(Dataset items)
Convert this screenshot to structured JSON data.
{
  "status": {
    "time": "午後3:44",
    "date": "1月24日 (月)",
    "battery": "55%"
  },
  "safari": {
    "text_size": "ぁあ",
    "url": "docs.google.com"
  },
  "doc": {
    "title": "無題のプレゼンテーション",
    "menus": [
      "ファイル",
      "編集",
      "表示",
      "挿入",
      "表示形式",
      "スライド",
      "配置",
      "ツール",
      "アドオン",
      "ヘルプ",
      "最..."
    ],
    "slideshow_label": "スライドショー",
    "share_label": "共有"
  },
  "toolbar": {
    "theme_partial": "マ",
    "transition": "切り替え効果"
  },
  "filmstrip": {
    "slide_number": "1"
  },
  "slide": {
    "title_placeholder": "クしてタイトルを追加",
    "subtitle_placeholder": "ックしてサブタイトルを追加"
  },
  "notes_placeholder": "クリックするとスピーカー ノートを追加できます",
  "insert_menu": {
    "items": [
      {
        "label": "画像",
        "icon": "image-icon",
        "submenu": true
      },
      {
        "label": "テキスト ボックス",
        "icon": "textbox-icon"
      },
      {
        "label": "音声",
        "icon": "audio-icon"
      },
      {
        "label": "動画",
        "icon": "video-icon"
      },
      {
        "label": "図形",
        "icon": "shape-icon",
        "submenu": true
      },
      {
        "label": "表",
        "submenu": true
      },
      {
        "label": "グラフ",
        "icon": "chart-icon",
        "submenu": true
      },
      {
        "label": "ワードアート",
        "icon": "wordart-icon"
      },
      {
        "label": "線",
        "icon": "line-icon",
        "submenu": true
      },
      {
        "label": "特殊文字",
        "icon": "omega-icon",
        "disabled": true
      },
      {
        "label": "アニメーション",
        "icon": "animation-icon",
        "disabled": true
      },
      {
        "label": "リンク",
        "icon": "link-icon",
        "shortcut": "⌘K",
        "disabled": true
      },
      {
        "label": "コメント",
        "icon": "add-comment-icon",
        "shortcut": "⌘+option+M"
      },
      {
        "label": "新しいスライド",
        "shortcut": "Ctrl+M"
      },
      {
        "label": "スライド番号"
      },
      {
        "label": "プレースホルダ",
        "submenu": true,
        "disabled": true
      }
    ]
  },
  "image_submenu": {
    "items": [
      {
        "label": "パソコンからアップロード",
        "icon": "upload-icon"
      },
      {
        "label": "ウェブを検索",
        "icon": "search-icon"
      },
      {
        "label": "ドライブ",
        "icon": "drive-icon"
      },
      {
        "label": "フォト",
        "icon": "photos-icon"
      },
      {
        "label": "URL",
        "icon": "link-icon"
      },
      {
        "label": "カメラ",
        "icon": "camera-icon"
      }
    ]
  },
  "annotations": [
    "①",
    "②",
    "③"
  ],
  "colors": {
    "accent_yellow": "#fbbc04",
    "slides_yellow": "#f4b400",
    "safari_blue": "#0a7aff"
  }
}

## Required work
Look over the listing above. Pick out and copy every line that includes "shortcut".

## Solution to the problem
        "shortcut": "⌘K",
        "shortcut": "⌘+option+M"
        "shortcut": "Ctrl+M"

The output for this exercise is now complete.